Work out how many lines of the records contain "duration". Answer with the number and nothing else.

Provided material:
——————————

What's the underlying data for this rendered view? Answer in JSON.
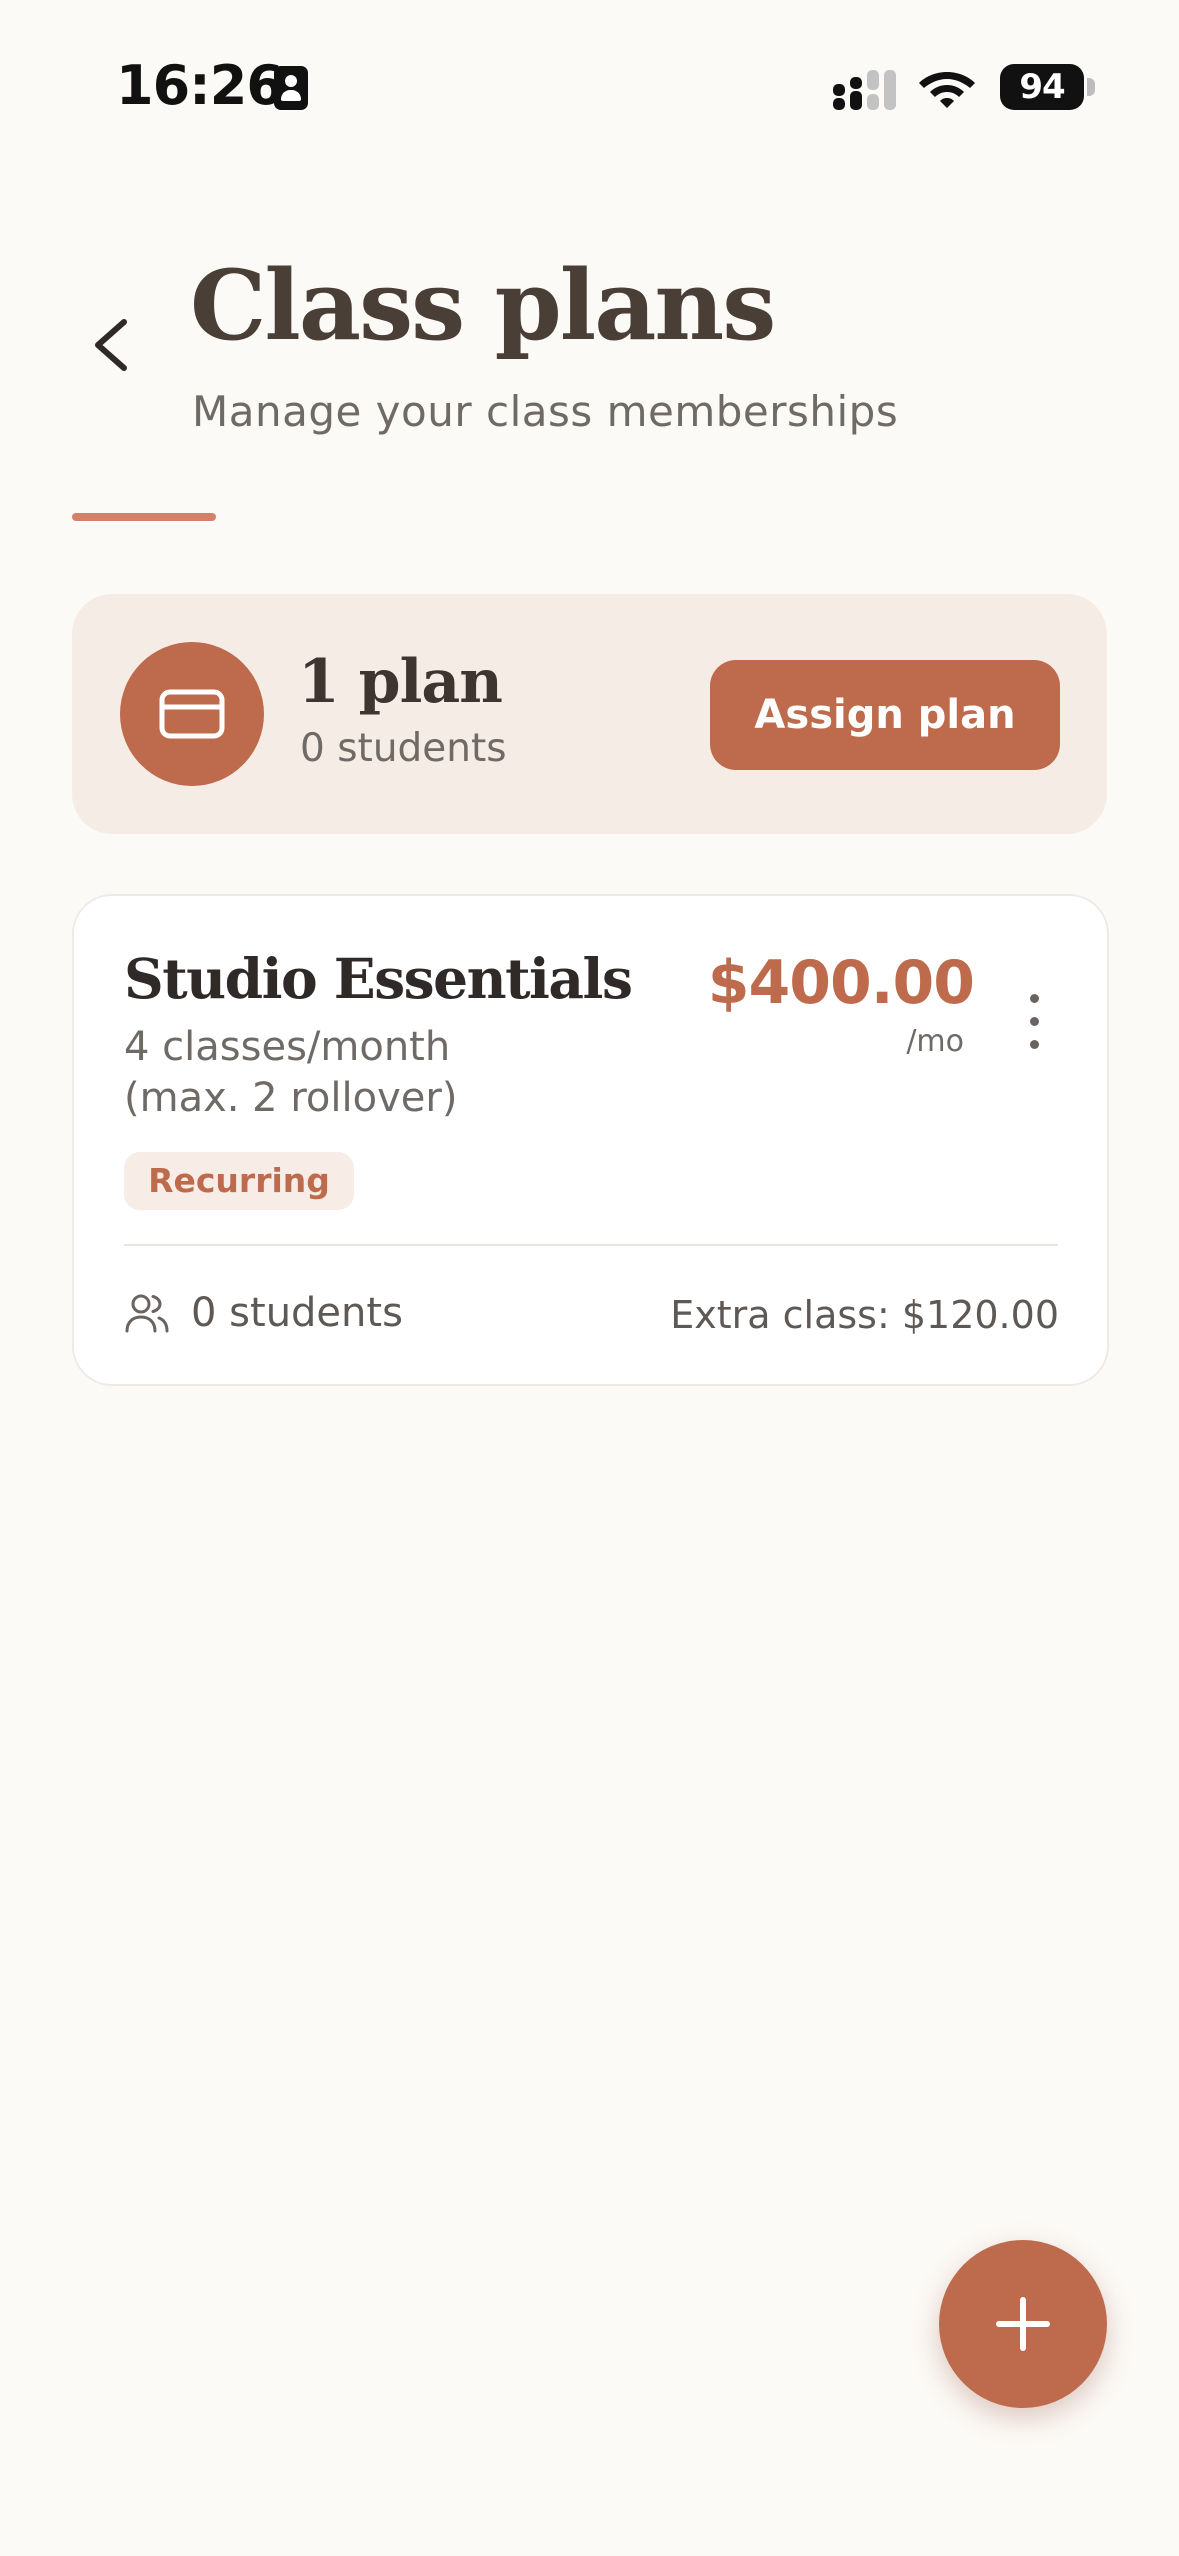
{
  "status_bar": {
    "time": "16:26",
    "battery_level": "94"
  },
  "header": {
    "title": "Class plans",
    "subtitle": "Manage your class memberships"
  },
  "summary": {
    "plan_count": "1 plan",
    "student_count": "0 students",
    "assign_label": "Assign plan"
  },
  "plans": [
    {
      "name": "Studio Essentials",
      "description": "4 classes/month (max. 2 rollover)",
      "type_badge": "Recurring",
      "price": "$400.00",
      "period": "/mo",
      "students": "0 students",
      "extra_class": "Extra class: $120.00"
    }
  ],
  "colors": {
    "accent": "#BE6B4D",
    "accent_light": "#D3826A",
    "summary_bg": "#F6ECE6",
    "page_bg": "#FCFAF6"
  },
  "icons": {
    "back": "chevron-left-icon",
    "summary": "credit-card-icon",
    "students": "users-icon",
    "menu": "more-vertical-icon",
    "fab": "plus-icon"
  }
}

——————————

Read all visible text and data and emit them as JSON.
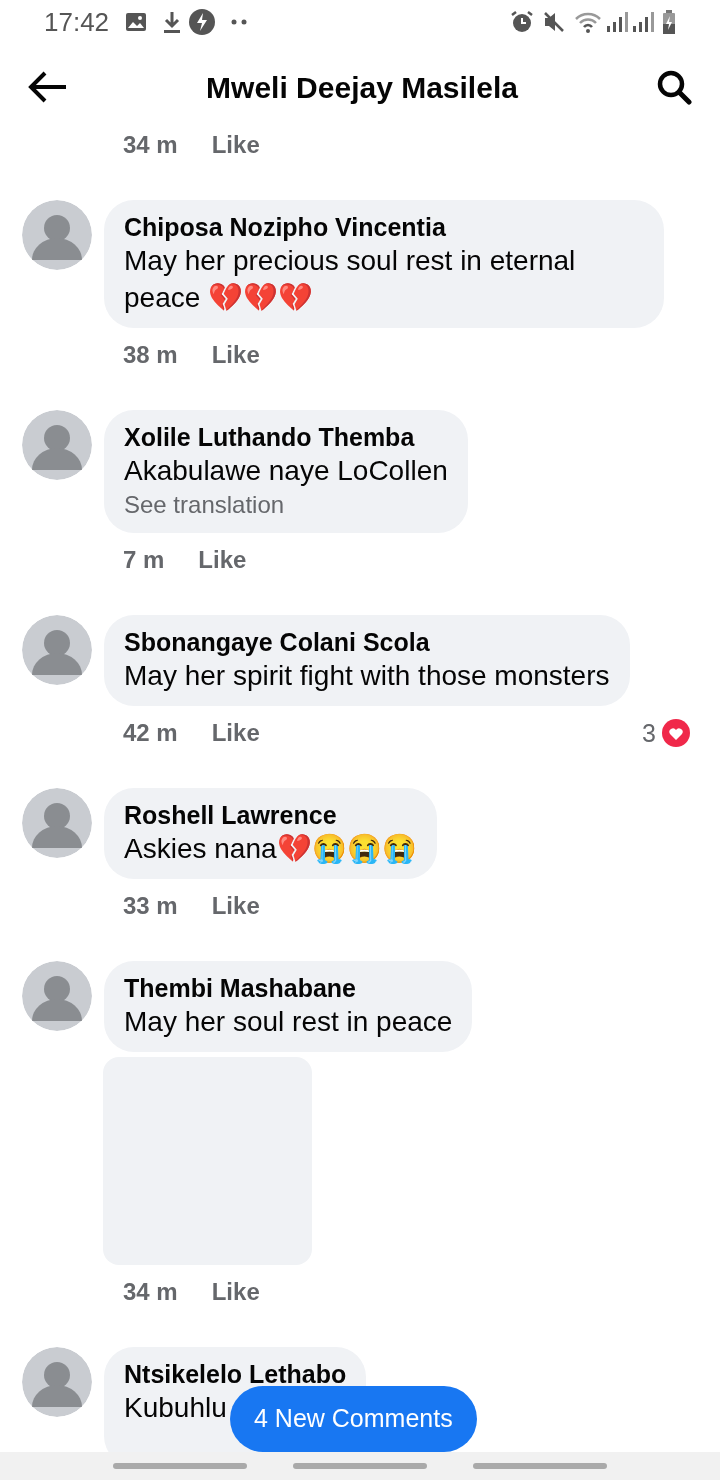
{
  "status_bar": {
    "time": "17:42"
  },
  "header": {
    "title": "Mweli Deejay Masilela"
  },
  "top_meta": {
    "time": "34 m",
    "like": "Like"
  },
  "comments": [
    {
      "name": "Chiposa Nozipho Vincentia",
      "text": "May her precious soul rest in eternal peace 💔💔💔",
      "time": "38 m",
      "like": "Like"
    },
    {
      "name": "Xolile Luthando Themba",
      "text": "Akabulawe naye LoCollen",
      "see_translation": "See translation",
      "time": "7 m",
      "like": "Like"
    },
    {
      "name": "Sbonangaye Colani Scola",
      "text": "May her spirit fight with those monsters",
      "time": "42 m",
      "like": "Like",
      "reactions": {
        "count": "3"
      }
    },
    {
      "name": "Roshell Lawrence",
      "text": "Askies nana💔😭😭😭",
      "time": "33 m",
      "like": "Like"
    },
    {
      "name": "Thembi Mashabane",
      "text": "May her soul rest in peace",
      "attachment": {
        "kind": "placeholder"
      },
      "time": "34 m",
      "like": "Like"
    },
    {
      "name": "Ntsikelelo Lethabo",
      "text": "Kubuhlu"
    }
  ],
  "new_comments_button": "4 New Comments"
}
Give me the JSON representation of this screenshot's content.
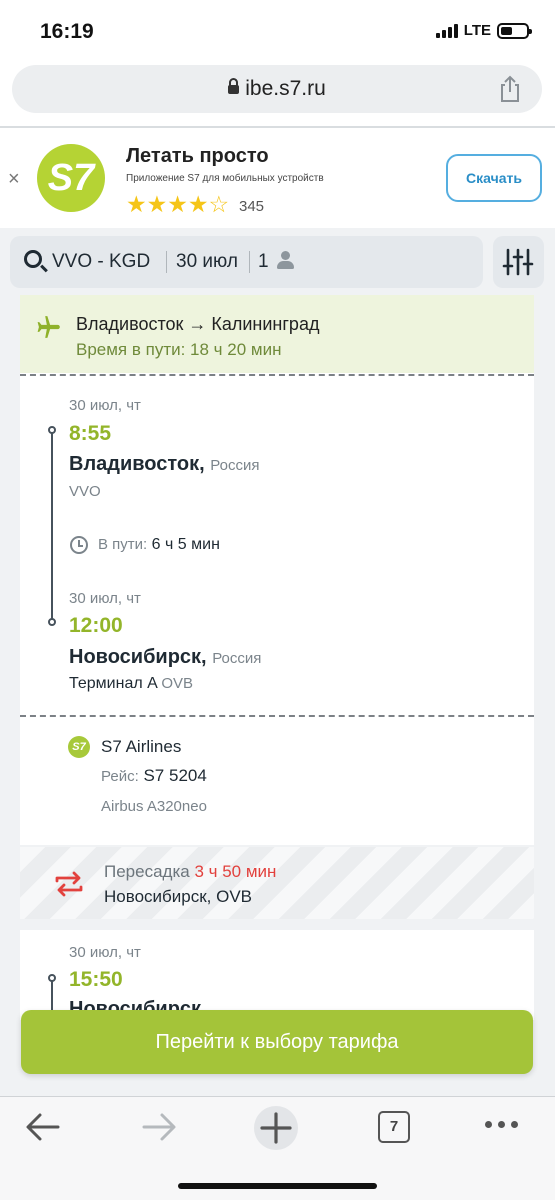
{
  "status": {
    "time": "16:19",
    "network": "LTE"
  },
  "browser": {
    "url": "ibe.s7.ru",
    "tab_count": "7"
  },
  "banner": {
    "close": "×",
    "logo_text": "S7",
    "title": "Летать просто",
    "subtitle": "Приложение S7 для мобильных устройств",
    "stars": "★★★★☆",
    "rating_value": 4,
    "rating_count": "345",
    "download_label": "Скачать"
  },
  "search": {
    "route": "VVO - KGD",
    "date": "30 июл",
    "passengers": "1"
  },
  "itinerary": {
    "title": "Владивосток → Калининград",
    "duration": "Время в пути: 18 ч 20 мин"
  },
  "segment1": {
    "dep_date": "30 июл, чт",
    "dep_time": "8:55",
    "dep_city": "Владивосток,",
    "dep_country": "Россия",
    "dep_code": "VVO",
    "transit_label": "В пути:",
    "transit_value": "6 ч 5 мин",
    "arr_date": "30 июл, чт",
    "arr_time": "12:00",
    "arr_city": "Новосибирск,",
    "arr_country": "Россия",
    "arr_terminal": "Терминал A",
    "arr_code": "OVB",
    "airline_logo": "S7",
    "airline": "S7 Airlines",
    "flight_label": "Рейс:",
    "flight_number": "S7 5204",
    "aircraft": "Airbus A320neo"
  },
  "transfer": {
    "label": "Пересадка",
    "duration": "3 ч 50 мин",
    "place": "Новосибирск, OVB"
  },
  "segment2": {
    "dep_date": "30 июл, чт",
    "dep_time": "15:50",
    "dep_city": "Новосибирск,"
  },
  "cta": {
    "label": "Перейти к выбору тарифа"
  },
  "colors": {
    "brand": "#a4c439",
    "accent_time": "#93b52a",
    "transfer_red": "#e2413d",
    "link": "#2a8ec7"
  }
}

——————————

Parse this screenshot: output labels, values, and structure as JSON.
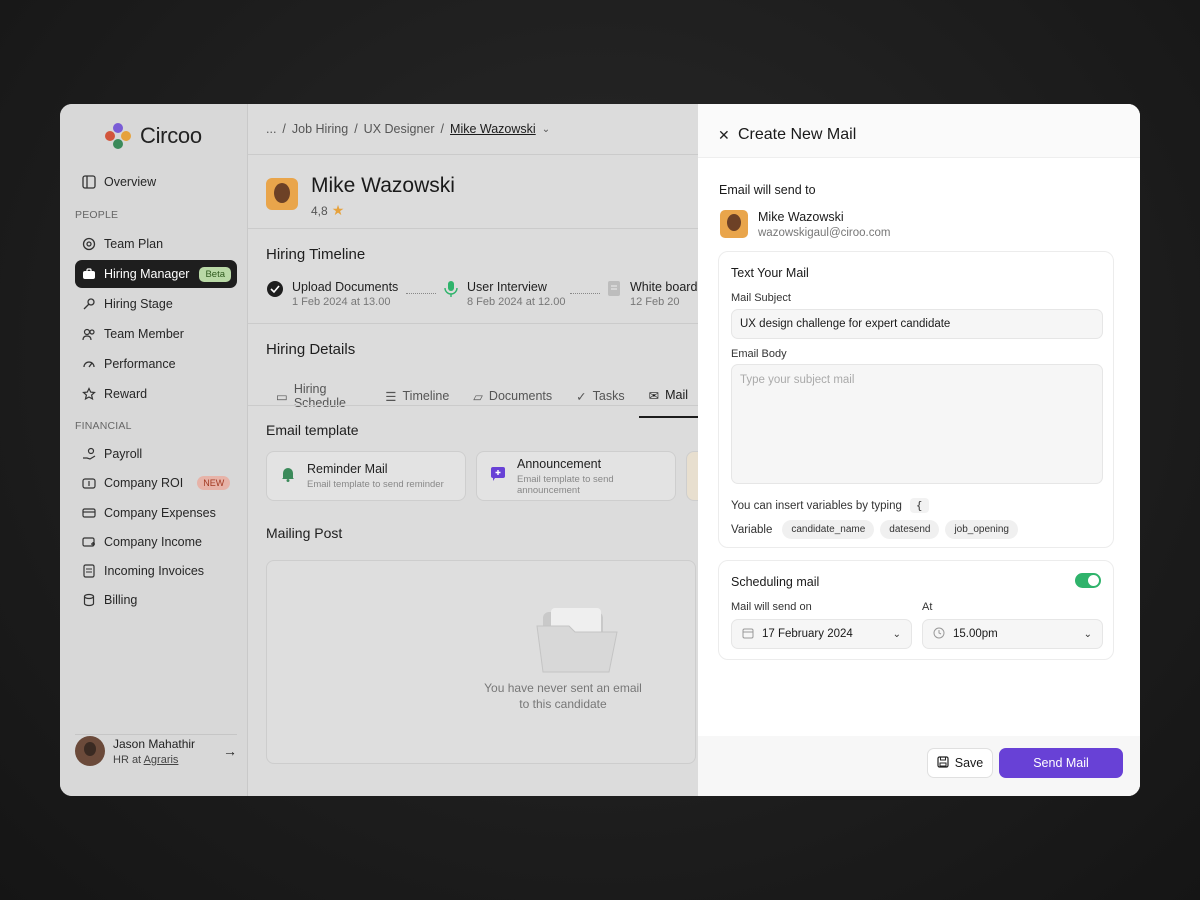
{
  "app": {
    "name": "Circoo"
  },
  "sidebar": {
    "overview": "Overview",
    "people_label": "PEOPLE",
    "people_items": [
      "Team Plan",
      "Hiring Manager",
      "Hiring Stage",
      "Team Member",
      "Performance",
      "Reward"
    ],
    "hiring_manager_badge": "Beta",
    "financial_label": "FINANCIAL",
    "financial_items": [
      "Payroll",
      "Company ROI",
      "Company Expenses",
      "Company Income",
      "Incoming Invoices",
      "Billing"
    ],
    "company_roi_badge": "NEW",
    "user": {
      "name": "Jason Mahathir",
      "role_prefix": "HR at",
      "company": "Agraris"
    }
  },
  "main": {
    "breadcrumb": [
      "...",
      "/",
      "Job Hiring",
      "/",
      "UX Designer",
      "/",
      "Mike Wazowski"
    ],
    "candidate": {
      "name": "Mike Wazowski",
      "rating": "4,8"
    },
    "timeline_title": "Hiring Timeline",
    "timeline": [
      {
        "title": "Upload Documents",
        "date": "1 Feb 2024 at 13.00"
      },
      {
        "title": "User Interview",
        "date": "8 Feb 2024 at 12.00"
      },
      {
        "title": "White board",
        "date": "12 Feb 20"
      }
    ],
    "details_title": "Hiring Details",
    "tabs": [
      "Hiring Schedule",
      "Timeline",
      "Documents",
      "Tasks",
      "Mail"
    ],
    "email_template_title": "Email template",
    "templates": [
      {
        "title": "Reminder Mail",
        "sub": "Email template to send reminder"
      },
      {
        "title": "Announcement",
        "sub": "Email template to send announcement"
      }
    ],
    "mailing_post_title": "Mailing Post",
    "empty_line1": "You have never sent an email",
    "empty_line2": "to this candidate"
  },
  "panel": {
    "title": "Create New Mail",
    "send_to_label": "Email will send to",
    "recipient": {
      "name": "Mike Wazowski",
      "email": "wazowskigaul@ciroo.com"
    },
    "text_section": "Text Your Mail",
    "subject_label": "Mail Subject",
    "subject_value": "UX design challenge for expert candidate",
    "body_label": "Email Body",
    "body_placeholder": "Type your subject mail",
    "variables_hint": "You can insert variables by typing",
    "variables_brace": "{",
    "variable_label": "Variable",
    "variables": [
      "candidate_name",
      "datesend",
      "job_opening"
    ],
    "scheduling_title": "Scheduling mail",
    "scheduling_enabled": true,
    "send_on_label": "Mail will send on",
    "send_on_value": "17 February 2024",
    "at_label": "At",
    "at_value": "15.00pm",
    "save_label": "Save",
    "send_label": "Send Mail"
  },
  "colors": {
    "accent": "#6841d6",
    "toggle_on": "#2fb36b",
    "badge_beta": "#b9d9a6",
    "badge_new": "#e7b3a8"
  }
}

——————————

Task solution:
2